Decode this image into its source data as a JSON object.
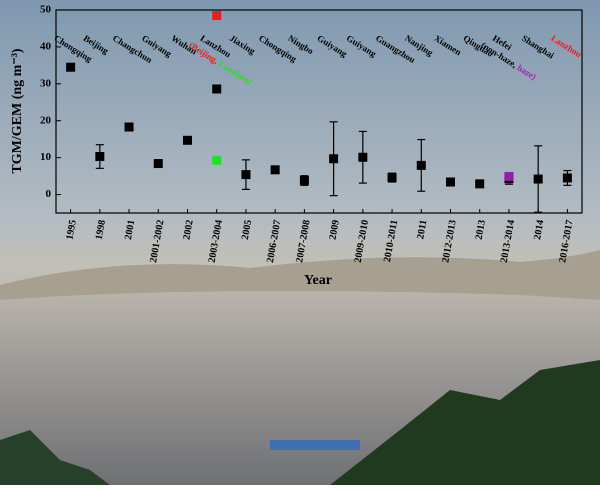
{
  "chart_data": {
    "type": "scatter",
    "y_label": "TGM/GEM (ng m⁻³)",
    "x_label": "Year",
    "categories": [
      "1995",
      "1998",
      "2001",
      "2001-2002",
      "2002",
      "2003-2004",
      "2005",
      "2006-2007",
      "2007-2008",
      "2009",
      "2009-2010",
      "2010-2011",
      "2011",
      "2012-2013",
      "2013",
      "2013-2014",
      "2014",
      "2016-2017"
    ],
    "city_labels": [
      [
        [
          {
            "text": "Chongqing",
            "color": "#000000"
          }
        ]
      ],
      [
        [
          {
            "text": "Beijing",
            "color": "#000000"
          }
        ]
      ],
      [
        [
          {
            "text": "Changchun",
            "color": "#000000"
          }
        ]
      ],
      [
        [
          {
            "text": "Guiyang",
            "color": "#000000"
          }
        ]
      ],
      [
        [
          {
            "text": "Wuhan",
            "color": "#000000"
          }
        ]
      ],
      [
        [
          {
            "text": "Lanzhou",
            "color": "#000000"
          }
        ],
        [
          {
            "text": "(Beijing,",
            "color": "#e8201c"
          },
          {
            "text": " Lanzhou)",
            "color": "#22e022"
          }
        ]
      ],
      [
        [
          {
            "text": "Jiaxing",
            "color": "#000000"
          }
        ]
      ],
      [
        [
          {
            "text": "Chongqing",
            "color": "#000000"
          }
        ]
      ],
      [
        [
          {
            "text": "Ningbo",
            "color": "#000000"
          }
        ]
      ],
      [
        [
          {
            "text": "Guiyang",
            "color": "#000000"
          }
        ]
      ],
      [
        [
          {
            "text": "Guiyang",
            "color": "#000000"
          }
        ]
      ],
      [
        [
          {
            "text": "Guangzhou",
            "color": "#000000"
          }
        ]
      ],
      [
        [
          {
            "text": "Nanjing",
            "color": "#000000"
          }
        ]
      ],
      [
        [
          {
            "text": "Xiamen",
            "color": "#000000"
          }
        ]
      ],
      [
        [
          {
            "text": "Qingdao",
            "color": "#000000"
          }
        ]
      ],
      [
        [
          {
            "text": "Hefei",
            "color": "#000000"
          }
        ],
        [
          {
            "text": "(non-haze,",
            "color": "#000000"
          },
          {
            "text": " haze)",
            "color": "#a020c0"
          }
        ]
      ],
      [
        [
          {
            "text": "Shanghai",
            "color": "#000000"
          }
        ]
      ],
      [
        [
          {
            "text": "Lanzhou",
            "color": "#e8201c"
          }
        ]
      ]
    ],
    "series": [
      {
        "color": "#000000",
        "values": [
          34.5,
          10.3,
          18.3,
          8.4,
          14.7,
          28.6,
          5.4,
          6.7,
          3.8,
          9.7,
          10.1,
          4.6,
          7.9,
          3.4,
          2.9,
          4.3,
          4.2,
          4.5
        ],
        "errors": [
          null,
          3.2,
          null,
          null,
          null,
          null,
          4,
          null,
          1.3,
          10,
          7,
          1.2,
          7,
          null,
          null,
          1.5,
          9,
          2
        ]
      },
      {
        "color": "#e8201c",
        "values": [
          null,
          null,
          null,
          null,
          null,
          48.5,
          null,
          null,
          null,
          null,
          null,
          null,
          null,
          null,
          null,
          null,
          null,
          null
        ]
      },
      {
        "color": "#22e022",
        "values": [
          null,
          null,
          null,
          null,
          null,
          9.3,
          null,
          null,
          null,
          null,
          null,
          null,
          null,
          null,
          null,
          null,
          null,
          null
        ]
      },
      {
        "color": "#9020a8",
        "values": [
          null,
          null,
          null,
          null,
          null,
          null,
          null,
          null,
          null,
          null,
          null,
          null,
          null,
          null,
          null,
          4.9,
          null,
          null
        ]
      }
    ],
    "ylim": [
      -5,
      50
    ],
    "yticks": [
      0,
      10,
      20,
      30,
      40,
      50
    ]
  }
}
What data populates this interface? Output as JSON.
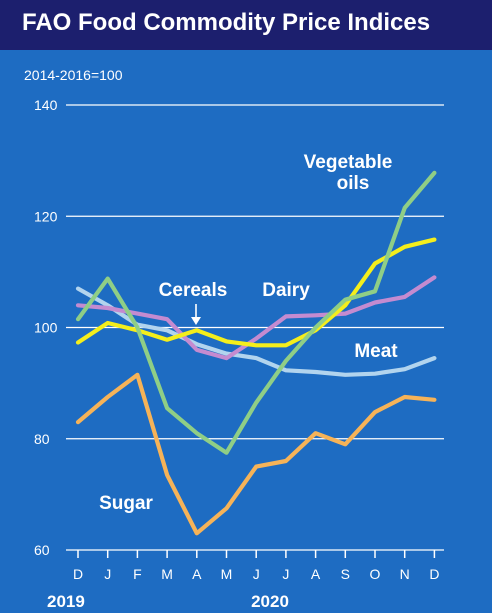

Exercise brief: Wherever the string "JSON" appears in the entries above, list that line.

Written solution:
Decode this image into its source data as a JSON object.
What data populates this interface? Output as JSON.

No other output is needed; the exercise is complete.